----- WORKING DATA

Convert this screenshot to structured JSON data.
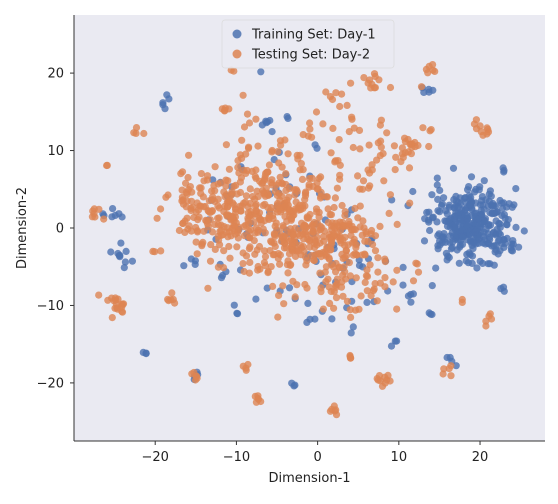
{
  "chart_data": {
    "type": "scatter",
    "title": "",
    "xlabel": "Dimension-1",
    "ylabel": "Dimension-2",
    "xlim": [
      -30,
      28
    ],
    "ylim": [
      -27.5,
      27.5
    ],
    "xticks": [
      -20,
      -10,
      0,
      10,
      20
    ],
    "yticks": [
      -20,
      -10,
      0,
      10,
      20
    ],
    "grid": false,
    "background_color": "#eaeaf2",
    "legend_position": "upper-center",
    "series": [
      {
        "name": "Training Set: Day-1",
        "color": "#4c72b0",
        "clusters": [
          {
            "x": 19.0,
            "y": 0.0,
            "r": 4.5,
            "n": 320
          },
          {
            "x": -5.0,
            "y": 2.0,
            "r": 10.0,
            "n": 70
          },
          {
            "x": 5.0,
            "y": -8.0,
            "r": 6.0,
            "n": 22
          },
          {
            "x": -24.0,
            "y": -3.5,
            "r": 1.5,
            "n": 10
          },
          {
            "x": -25.0,
            "y": 1.5,
            "r": 1.2,
            "n": 7
          },
          {
            "x": -18.5,
            "y": 16.5,
            "r": 0.8,
            "n": 5
          },
          {
            "x": 13.5,
            "y": 17.5,
            "r": 0.8,
            "n": 5
          },
          {
            "x": -6.0,
            "y": 13.5,
            "r": 0.8,
            "n": 4
          },
          {
            "x": -21.0,
            "y": -16.0,
            "r": 0.5,
            "n": 3
          },
          {
            "x": -15.0,
            "y": -19.0,
            "r": 0.6,
            "n": 4
          },
          {
            "x": 9.5,
            "y": -15.0,
            "r": 0.6,
            "n": 3
          },
          {
            "x": 4.0,
            "y": -13.0,
            "r": 0.5,
            "n": 2
          },
          {
            "x": 16.5,
            "y": -17.0,
            "r": 0.6,
            "n": 4
          },
          {
            "x": 14.0,
            "y": -11.0,
            "r": 0.5,
            "n": 3
          },
          {
            "x": 23.0,
            "y": 7.5,
            "r": 0.6,
            "n": 3
          },
          {
            "x": 23.0,
            "y": -8.0,
            "r": 0.6,
            "n": 3
          },
          {
            "x": -3.5,
            "y": 14.0,
            "r": 0.5,
            "n": 2
          },
          {
            "x": -16.0,
            "y": -4.5,
            "r": 1.0,
            "n": 4
          },
          {
            "x": -1.0,
            "y": -12.0,
            "r": 0.6,
            "n": 3
          },
          {
            "x": -3.0,
            "y": -20.0,
            "r": 0.6,
            "n": 3
          },
          {
            "x": 11.5,
            "y": -9.0,
            "r": 0.6,
            "n": 3
          },
          {
            "x": -10.0,
            "y": -10.5,
            "r": 0.6,
            "n": 3
          },
          {
            "x": 6.5,
            "y": -1.5,
            "r": 0.6,
            "n": 3
          }
        ]
      },
      {
        "name": "Testing Set: Day-2",
        "color": "#dd8452",
        "clusters": [
          {
            "x": -4.0,
            "y": 0.5,
            "r": 7.5,
            "n": 380
          },
          {
            "x": -12.0,
            "y": 3.0,
            "r": 5.0,
            "n": 150
          },
          {
            "x": 3.0,
            "y": -1.5,
            "r": 4.0,
            "n": 90
          },
          {
            "x": 7.0,
            "y": 10.0,
            "r": 7.0,
            "n": 45
          },
          {
            "x": 4.0,
            "y": -7.0,
            "r": 5.0,
            "n": 40
          },
          {
            "x": -6.0,
            "y": 10.0,
            "r": 6.0,
            "n": 35
          },
          {
            "x": -25.0,
            "y": -10.0,
            "r": 1.5,
            "n": 18
          },
          {
            "x": -27.0,
            "y": 2.0,
            "r": 0.8,
            "n": 7
          },
          {
            "x": 11.0,
            "y": 11.0,
            "r": 1.2,
            "n": 14
          },
          {
            "x": 7.0,
            "y": 19.0,
            "r": 1.0,
            "n": 10
          },
          {
            "x": 14.0,
            "y": 20.5,
            "r": 0.8,
            "n": 6
          },
          {
            "x": 20.0,
            "y": 13.0,
            "r": 1.0,
            "n": 10
          },
          {
            "x": 21.0,
            "y": -12.0,
            "r": 0.8,
            "n": 5
          },
          {
            "x": 8.0,
            "y": -19.5,
            "r": 1.0,
            "n": 10
          },
          {
            "x": 16.0,
            "y": -18.5,
            "r": 0.8,
            "n": 5
          },
          {
            "x": -7.0,
            "y": -22.0,
            "r": 0.8,
            "n": 6
          },
          {
            "x": 2.0,
            "y": -23.5,
            "r": 0.8,
            "n": 6
          },
          {
            "x": -15.0,
            "y": -19.0,
            "r": 0.8,
            "n": 6
          },
          {
            "x": 2.0,
            "y": 17.0,
            "r": 0.8,
            "n": 5
          },
          {
            "x": -11.5,
            "y": 15.5,
            "r": 0.6,
            "n": 4
          },
          {
            "x": -22.5,
            "y": 12.5,
            "r": 0.6,
            "n": 4
          },
          {
            "x": -10.5,
            "y": 20.5,
            "r": 0.5,
            "n": 2
          },
          {
            "x": -26.0,
            "y": 8.0,
            "r": 0.4,
            "n": 2
          },
          {
            "x": 13.5,
            "y": 13.0,
            "r": 0.5,
            "n": 3
          },
          {
            "x": 12.0,
            "y": -5.0,
            "r": 0.6,
            "n": 3
          },
          {
            "x": 17.5,
            "y": -9.5,
            "r": 0.5,
            "n": 2
          },
          {
            "x": -9.0,
            "y": -18.0,
            "r": 0.7,
            "n": 4
          },
          {
            "x": 4.0,
            "y": -17.0,
            "r": 0.7,
            "n": 4
          },
          {
            "x": -18.0,
            "y": -9.0,
            "r": 0.8,
            "n": 6
          },
          {
            "x": -20.0,
            "y": -3.0,
            "r": 0.6,
            "n": 3
          }
        ]
      }
    ]
  }
}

----------

--- EXERCISE DIRECTIONS ---
Without the pictures, print the records in full, exactly as they appear.

--- RESPONSE TO THE EXERCISE ---
Convert this screenshot to structured JSON data.
{
  "chart_data": {
    "type": "scatter",
    "title": "",
    "xlabel": "Dimension-1",
    "ylabel": "Dimension-2",
    "xlim": [
      -30,
      28
    ],
    "ylim": [
      -27.5,
      27.5
    ],
    "xticks": [
      -20,
      -10,
      0,
      10,
      20
    ],
    "yticks": [
      -20,
      -10,
      0,
      10,
      20
    ],
    "grid": false,
    "background_color": "#eaeaf2",
    "legend_position": "upper-center",
    "series": [
      {
        "name": "Training Set: Day-1",
        "color": "#4c72b0",
        "clusters": [
          {
            "x": 19.0,
            "y": 0.0,
            "r": 4.5,
            "n": 320
          },
          {
            "x": -5.0,
            "y": 2.0,
            "r": 10.0,
            "n": 70
          },
          {
            "x": 5.0,
            "y": -8.0,
            "r": 6.0,
            "n": 22
          },
          {
            "x": -24.0,
            "y": -3.5,
            "r": 1.5,
            "n": 10
          },
          {
            "x": -25.0,
            "y": 1.5,
            "r": 1.2,
            "n": 7
          },
          {
            "x": -18.5,
            "y": 16.5,
            "r": 0.8,
            "n": 5
          },
          {
            "x": 13.5,
            "y": 17.5,
            "r": 0.8,
            "n": 5
          },
          {
            "x": -6.0,
            "y": 13.5,
            "r": 0.8,
            "n": 4
          },
          {
            "x": -21.0,
            "y": -16.0,
            "r": 0.5,
            "n": 3
          },
          {
            "x": -15.0,
            "y": -19.0,
            "r": 0.6,
            "n": 4
          },
          {
            "x": 9.5,
            "y": -15.0,
            "r": 0.6,
            "n": 3
          },
          {
            "x": 4.0,
            "y": -13.0,
            "r": 0.5,
            "n": 2
          },
          {
            "x": 16.5,
            "y": -17.0,
            "r": 0.6,
            "n": 4
          },
          {
            "x": 14.0,
            "y": -11.0,
            "r": 0.5,
            "n": 3
          },
          {
            "x": 23.0,
            "y": 7.5,
            "r": 0.6,
            "n": 3
          },
          {
            "x": 23.0,
            "y": -8.0,
            "r": 0.6,
            "n": 3
          },
          {
            "x": -3.5,
            "y": 14.0,
            "r": 0.5,
            "n": 2
          },
          {
            "x": -16.0,
            "y": -4.5,
            "r": 1.0,
            "n": 4
          },
          {
            "x": -1.0,
            "y": -12.0,
            "r": 0.6,
            "n": 3
          },
          {
            "x": -3.0,
            "y": -20.0,
            "r": 0.6,
            "n": 3
          },
          {
            "x": 11.5,
            "y": -9.0,
            "r": 0.6,
            "n": 3
          },
          {
            "x": -10.0,
            "y": -10.5,
            "r": 0.6,
            "n": 3
          },
          {
            "x": 6.5,
            "y": -1.5,
            "r": 0.6,
            "n": 3
          }
        ]
      },
      {
        "name": "Testing Set: Day-2",
        "color": "#dd8452",
        "clusters": [
          {
            "x": -4.0,
            "y": 0.5,
            "r": 7.5,
            "n": 380
          },
          {
            "x": -12.0,
            "y": 3.0,
            "r": 5.0,
            "n": 150
          },
          {
            "x": 3.0,
            "y": -1.5,
            "r": 4.0,
            "n": 90
          },
          {
            "x": 7.0,
            "y": 10.0,
            "r": 7.0,
            "n": 45
          },
          {
            "x": 4.0,
            "y": -7.0,
            "r": 5.0,
            "n": 40
          },
          {
            "x": -6.0,
            "y": 10.0,
            "r": 6.0,
            "n": 35
          },
          {
            "x": -25.0,
            "y": -10.0,
            "r": 1.5,
            "n": 18
          },
          {
            "x": -27.0,
            "y": 2.0,
            "r": 0.8,
            "n": 7
          },
          {
            "x": 11.0,
            "y": 11.0,
            "r": 1.2,
            "n": 14
          },
          {
            "x": 7.0,
            "y": 19.0,
            "r": 1.0,
            "n": 10
          },
          {
            "x": 14.0,
            "y": 20.5,
            "r": 0.8,
            "n": 6
          },
          {
            "x": 20.0,
            "y": 13.0,
            "r": 1.0,
            "n": 10
          },
          {
            "x": 21.0,
            "y": -12.0,
            "r": 0.8,
            "n": 5
          },
          {
            "x": 8.0,
            "y": -19.5,
            "r": 1.0,
            "n": 10
          },
          {
            "x": 16.0,
            "y": -18.5,
            "r": 0.8,
            "n": 5
          },
          {
            "x": -7.0,
            "y": -22.0,
            "r": 0.8,
            "n": 6
          },
          {
            "x": 2.0,
            "y": -23.5,
            "r": 0.8,
            "n": 6
          },
          {
            "x": -15.0,
            "y": -19.0,
            "r": 0.8,
            "n": 6
          },
          {
            "x": 2.0,
            "y": 17.0,
            "r": 0.8,
            "n": 5
          },
          {
            "x": -11.5,
            "y": 15.5,
            "r": 0.6,
            "n": 4
          },
          {
            "x": -22.5,
            "y": 12.5,
            "r": 0.6,
            "n": 4
          },
          {
            "x": -10.5,
            "y": 20.5,
            "r": 0.5,
            "n": 2
          },
          {
            "x": -26.0,
            "y": 8.0,
            "r": 0.4,
            "n": 2
          },
          {
            "x": 13.5,
            "y": 13.0,
            "r": 0.5,
            "n": 3
          },
          {
            "x": 12.0,
            "y": -5.0,
            "r": 0.6,
            "n": 3
          },
          {
            "x": 17.5,
            "y": -9.5,
            "r": 0.5,
            "n": 2
          },
          {
            "x": -9.0,
            "y": -18.0,
            "r": 0.7,
            "n": 4
          },
          {
            "x": 4.0,
            "y": -17.0,
            "r": 0.7,
            "n": 4
          },
          {
            "x": -18.0,
            "y": -9.0,
            "r": 0.8,
            "n": 6
          },
          {
            "x": -20.0,
            "y": -3.0,
            "r": 0.6,
            "n": 3
          }
        ]
      }
    ]
  }
}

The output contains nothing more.